* start EXTRACTED INFORMATION *

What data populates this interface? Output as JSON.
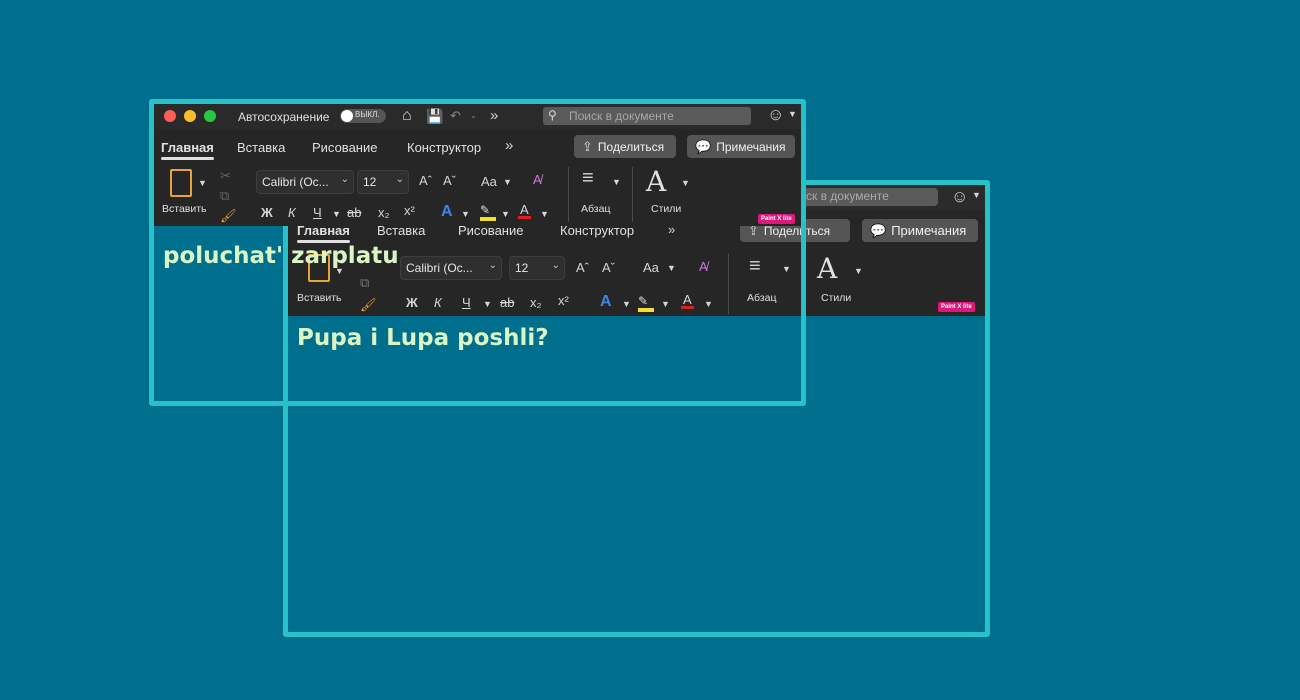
{
  "window1": {
    "autosave_label": "Автосохранение",
    "autosave_state": "ВЫКЛ.",
    "search_placeholder": "Поиск в документе",
    "tabs": [
      "Главная",
      "Вставка",
      "Рисование",
      "Конструктор"
    ],
    "share_label": "Поделиться",
    "comments_label": "Примечания",
    "paste_label": "Вставить",
    "font_name": "Calibri (Ос...",
    "font_size": "12",
    "paragraph_label": "Абзац",
    "styles_label": "Стили",
    "badge": "Paint X lite",
    "document_text": "poluchat' zarplatu"
  },
  "window2": {
    "search_placeholder": "Поиск в документе",
    "tabs": [
      "Главная",
      "Вставка",
      "Рисование",
      "Конструктор"
    ],
    "share_label": "Поделиться",
    "comments_label": "Примечания",
    "paste_label": "Вставить",
    "font_name": "Calibri (Ос...",
    "font_size": "12",
    "paragraph_label": "Абзац",
    "styles_label": "Стили",
    "badge": "Paint X lite",
    "document_text": "Pupa i Lupa poshli?"
  },
  "format_glyphs": {
    "bold": "Ж",
    "italic": "К",
    "underline": "Ч",
    "strike": "ab",
    "subscript": "x₂",
    "superscript": "x²",
    "case": "Aa",
    "grow": "Aˆ",
    "shrink": "Aˇ",
    "text_effect": "A",
    "font_color": "A"
  },
  "colors": {
    "background": "#006f8e",
    "window_border": "#26c1c9",
    "ribbon": "#262626",
    "doc_text": "#d9f5c4",
    "highlight": "#f5e12b",
    "font_color_bar": "#e02020",
    "badge": "#e0177a"
  }
}
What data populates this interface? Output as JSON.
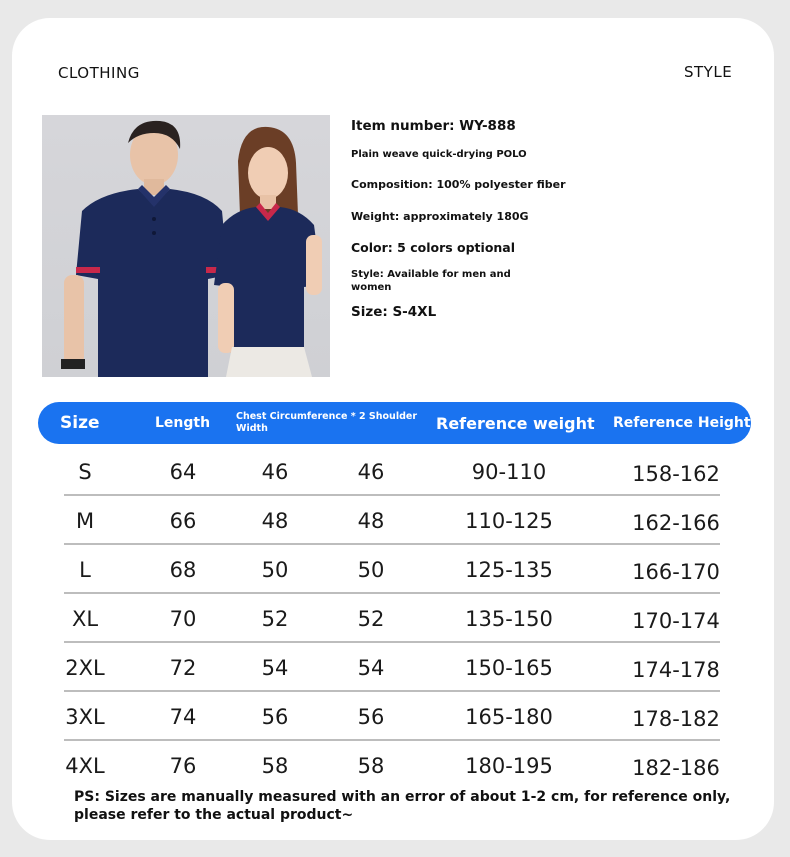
{
  "header": {
    "left_label": "CLOTHING",
    "right_label": "STYLE"
  },
  "photo": {
    "description_icon": "models-wearing-navy-polo-icon",
    "shirt_color": "#1c2a5a",
    "collar_trim": "#c8284a"
  },
  "info": {
    "item_number": "Item number: WY-888",
    "plain_weave": "Plain weave quick-drying POLO",
    "composition": "Composition: 100% polyester fiber",
    "weight": "Weight: approximately 180G",
    "color": "Color: 5 colors optional",
    "style": "Style: Available for men and women",
    "size": "Size: S-4XL"
  },
  "table": {
    "header_color": "#1a73f0",
    "headers": [
      "Size",
      "Length",
      "Chest Circumference * 2 Shoulder Width",
      "Reference weight",
      "Reference Height"
    ],
    "rows": [
      [
        "S",
        "64",
        "46",
        "46",
        "90-110",
        "158-162"
      ],
      [
        "M",
        "66",
        "48",
        "48",
        "110-125",
        "162-166"
      ],
      [
        "L",
        "68",
        "50",
        "50",
        "125-135",
        "166-170"
      ],
      [
        "XL",
        "70",
        "52",
        "52",
        "135-150",
        "170-174"
      ],
      [
        "2XL",
        "72",
        "54",
        "54",
        "150-165",
        "174-178"
      ],
      [
        "3XL",
        "74",
        "56",
        "56",
        "165-180",
        "178-182"
      ],
      [
        "4XL",
        "76",
        "58",
        "58",
        "180-195",
        "182-186"
      ]
    ]
  },
  "note": "PS: Sizes are manually measured with an error of about 1-2 cm, for reference only, please refer to the actual product~"
}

* end EXTRACTED INFORMATION *

# [CHALLENGE]
Reproduce each entry precisely. Leave the pictures out.

# [RESPONSE TO THIS EXERCISE]
What data populates this interface? Output as JSON.
{
  "window1": {
    "autosave_label": "Автосохранение",
    "autosave_state": "ВЫКЛ.",
    "search_placeholder": "Поиск в документе",
    "tabs": [
      "Главная",
      "Вставка",
      "Рисование",
      "Конструктор"
    ],
    "share_label": "Поделиться",
    "comments_label": "Примечания",
    "paste_label": "Вставить",
    "font_name": "Calibri (Ос...",
    "font_size": "12",
    "paragraph_label": "Абзац",
    "styles_label": "Стили",
    "badge": "Paint X lite",
    "document_text": "poluchat' zarplatu"
  },
  "window2": {
    "search_placeholder": "Поиск в документе",
    "tabs": [
      "Главная",
      "Вставка",
      "Рисование",
      "Конструктор"
    ],
    "share_label": "Поделиться",
    "comments_label": "Примечания",
    "paste_label": "Вставить",
    "font_name": "Calibri (Ос...",
    "font_size": "12",
    "paragraph_label": "Абзац",
    "styles_label": "Стили",
    "badge": "Paint X lite",
    "document_text": "Pupa i Lupa poshli?"
  },
  "format_glyphs": {
    "bold": "Ж",
    "italic": "К",
    "underline": "Ч",
    "strike": "ab",
    "subscript": "x₂",
    "superscript": "x²",
    "case": "Aa",
    "grow": "Aˆ",
    "shrink": "Aˇ",
    "text_effect": "A",
    "font_color": "A"
  },
  "colors": {
    "background": "#006f8e",
    "window_border": "#26c1c9",
    "ribbon": "#262626",
    "doc_text": "#d9f5c4",
    "highlight": "#f5e12b",
    "font_color_bar": "#e02020",
    "badge": "#e0177a"
  }
}
What data populates this interface? Output as JSON.
{
  "header": {
    "left_label": "CLOTHING",
    "right_label": "STYLE"
  },
  "photo": {
    "description_icon": "models-wearing-navy-polo-icon",
    "shirt_color": "#1c2a5a",
    "collar_trim": "#c8284a"
  },
  "info": {
    "item_number": "Item number: WY-888",
    "plain_weave": "Plain weave quick-drying POLO",
    "composition": "Composition: 100% polyester fiber",
    "weight": "Weight: approximately 180G",
    "color": "Color: 5 colors optional",
    "style": "Style: Available for men and women",
    "size": "Size: S-4XL"
  },
  "table": {
    "header_color": "#1a73f0",
    "headers": [
      "Size",
      "Length",
      "Chest Circumference * 2 Shoulder Width",
      "Reference weight",
      "Reference Height"
    ],
    "rows": [
      [
        "S",
        "64",
        "46",
        "46",
        "90-110",
        "158-162"
      ],
      [
        "M",
        "66",
        "48",
        "48",
        "110-125",
        "162-166"
      ],
      [
        "L",
        "68",
        "50",
        "50",
        "125-135",
        "166-170"
      ],
      [
        "XL",
        "70",
        "52",
        "52",
        "135-150",
        "170-174"
      ],
      [
        "2XL",
        "72",
        "54",
        "54",
        "150-165",
        "174-178"
      ],
      [
        "3XL",
        "74",
        "56",
        "56",
        "165-180",
        "178-182"
      ],
      [
        "4XL",
        "76",
        "58",
        "58",
        "180-195",
        "182-186"
      ]
    ]
  },
  "note": "PS: Sizes are manually measured with an error of about 1-2 cm, for reference only, please refer to the actual product~"
}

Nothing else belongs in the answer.